**Extracted data**
───

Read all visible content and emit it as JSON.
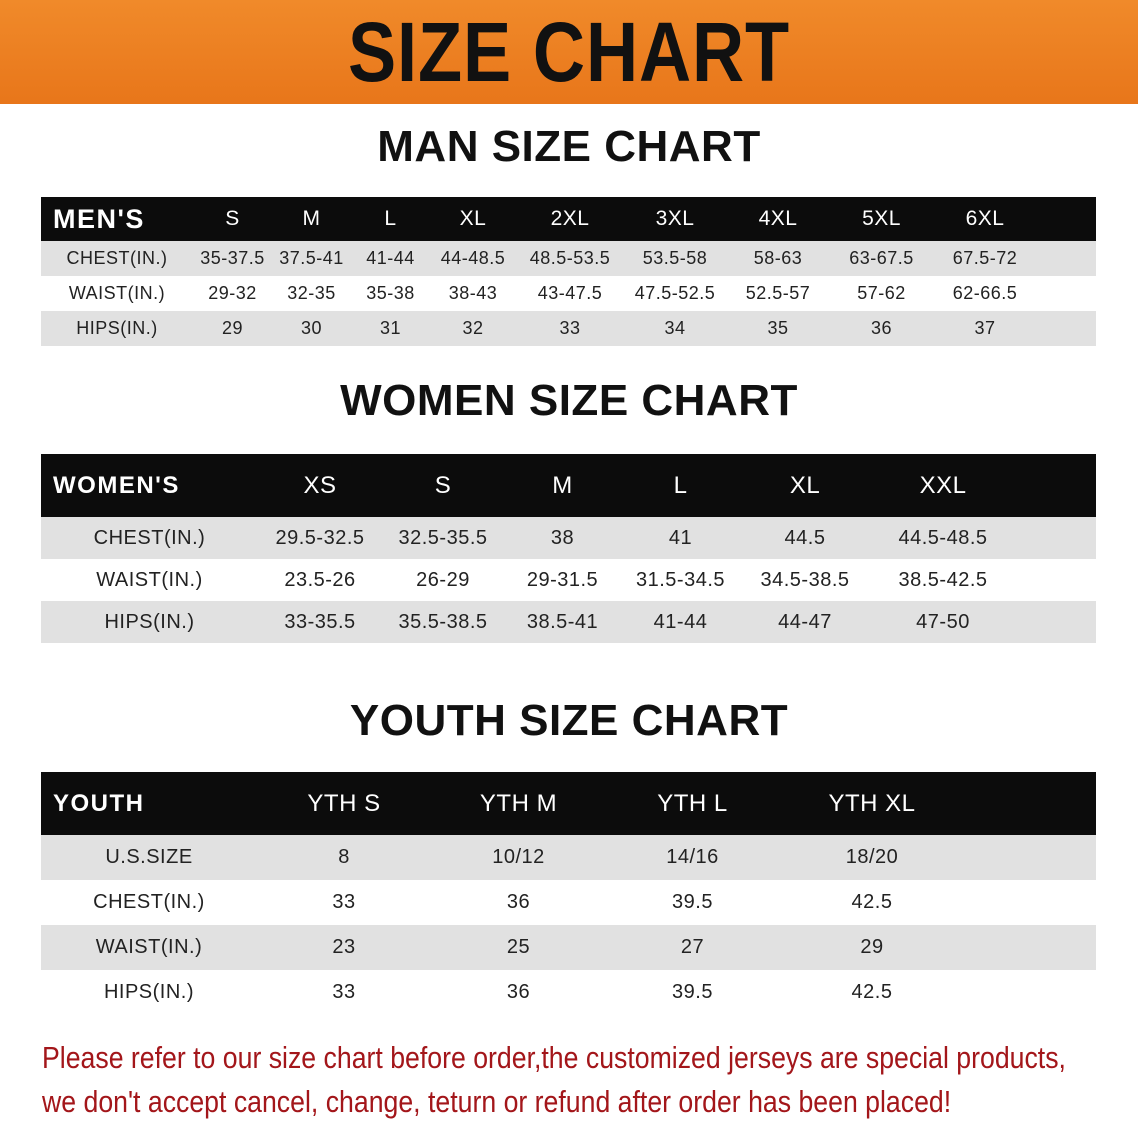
{
  "banner_title": "SIZE CHART",
  "colors": {
    "banner": "#e8761a",
    "header_row": "#0c0c0c",
    "stripe": "#e1e1e1",
    "notice": "#a3161a"
  },
  "men": {
    "title": "MAN SIZE CHART",
    "header": [
      "MEN'S",
      "S",
      "M",
      "L",
      "XL",
      "2XL",
      "3XL",
      "4XL",
      "5XL",
      "6XL"
    ],
    "rows": [
      [
        "CHEST(IN.)",
        "35-37.5",
        "37.5-41",
        "41-44",
        "44-48.5",
        "48.5-53.5",
        "53.5-58",
        "58-63",
        "63-67.5",
        "67.5-72"
      ],
      [
        "WAIST(IN.)",
        "29-32",
        "32-35",
        "35-38",
        "38-43",
        "43-47.5",
        "47.5-52.5",
        "52.5-57",
        "57-62",
        "62-66.5"
      ],
      [
        "HIPS(IN.)",
        "29",
        "30",
        "31",
        "32",
        "33",
        "34",
        "35",
        "36",
        "37"
      ]
    ]
  },
  "women": {
    "title": "WOMEN SIZE CHART",
    "header": [
      "WOMEN'S",
      "XS",
      "S",
      "M",
      "L",
      "XL",
      "XXL"
    ],
    "rows": [
      [
        "CHEST(IN.)",
        "29.5-32.5",
        "32.5-35.5",
        "38",
        "41",
        "44.5",
        "44.5-48.5"
      ],
      [
        "WAIST(IN.)",
        "23.5-26",
        "26-29",
        "29-31.5",
        "31.5-34.5",
        "34.5-38.5",
        "38.5-42.5"
      ],
      [
        "HIPS(IN.)",
        "33-35.5",
        "35.5-38.5",
        "38.5-41",
        "41-44",
        "44-47",
        "47-50"
      ]
    ]
  },
  "youth": {
    "title": "YOUTH SIZE CHART",
    "header": [
      "YOUTH",
      "YTH S",
      "YTH M",
      "YTH L",
      "YTH XL"
    ],
    "rows": [
      [
        "U.S.SIZE",
        "8",
        "10/12",
        "14/16",
        "18/20"
      ],
      [
        "CHEST(IN.)",
        "33",
        "36",
        "39.5",
        "42.5"
      ],
      [
        "WAIST(IN.)",
        "23",
        "25",
        "27",
        "29"
      ],
      [
        "HIPS(IN.)",
        "33",
        "36",
        "39.5",
        "42.5"
      ]
    ]
  },
  "notice": {
    "line1": "Please refer to our size chart before order,the customized jerseys are special products,",
    "line2": "we don't accept cancel, change, teturn or refund after order has been placed!"
  }
}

───

**Problem statement**
Exclude all images and restate the records above word for word.

**Task answer**
Read all visible content and emit it as JSON.
{
  "banner_title": "SIZE CHART",
  "colors": {
    "banner": "#e8761a",
    "header_row": "#0c0c0c",
    "stripe": "#e1e1e1",
    "notice": "#a3161a"
  },
  "men": {
    "title": "MAN SIZE CHART",
    "header": [
      "MEN'S",
      "S",
      "M",
      "L",
      "XL",
      "2XL",
      "3XL",
      "4XL",
      "5XL",
      "6XL"
    ],
    "rows": [
      [
        "CHEST(IN.)",
        "35-37.5",
        "37.5-41",
        "41-44",
        "44-48.5",
        "48.5-53.5",
        "53.5-58",
        "58-63",
        "63-67.5",
        "67.5-72"
      ],
      [
        "WAIST(IN.)",
        "29-32",
        "32-35",
        "35-38",
        "38-43",
        "43-47.5",
        "47.5-52.5",
        "52.5-57",
        "57-62",
        "62-66.5"
      ],
      [
        "HIPS(IN.)",
        "29",
        "30",
        "31",
        "32",
        "33",
        "34",
        "35",
        "36",
        "37"
      ]
    ]
  },
  "women": {
    "title": "WOMEN SIZE CHART",
    "header": [
      "WOMEN'S",
      "XS",
      "S",
      "M",
      "L",
      "XL",
      "XXL"
    ],
    "rows": [
      [
        "CHEST(IN.)",
        "29.5-32.5",
        "32.5-35.5",
        "38",
        "41",
        "44.5",
        "44.5-48.5"
      ],
      [
        "WAIST(IN.)",
        "23.5-26",
        "26-29",
        "29-31.5",
        "31.5-34.5",
        "34.5-38.5",
        "38.5-42.5"
      ],
      [
        "HIPS(IN.)",
        "33-35.5",
        "35.5-38.5",
        "38.5-41",
        "41-44",
        "44-47",
        "47-50"
      ]
    ]
  },
  "youth": {
    "title": "YOUTH SIZE CHART",
    "header": [
      "YOUTH",
      "YTH S",
      "YTH M",
      "YTH L",
      "YTH XL"
    ],
    "rows": [
      [
        "U.S.SIZE",
        "8",
        "10/12",
        "14/16",
        "18/20"
      ],
      [
        "CHEST(IN.)",
        "33",
        "36",
        "39.5",
        "42.5"
      ],
      [
        "WAIST(IN.)",
        "23",
        "25",
        "27",
        "29"
      ],
      [
        "HIPS(IN.)",
        "33",
        "36",
        "39.5",
        "42.5"
      ]
    ]
  },
  "notice": {
    "line1": "Please refer to our size chart before order,the customized jerseys are special products,",
    "line2": "we don't accept cancel, change, teturn or refund after order has been placed!"
  }
}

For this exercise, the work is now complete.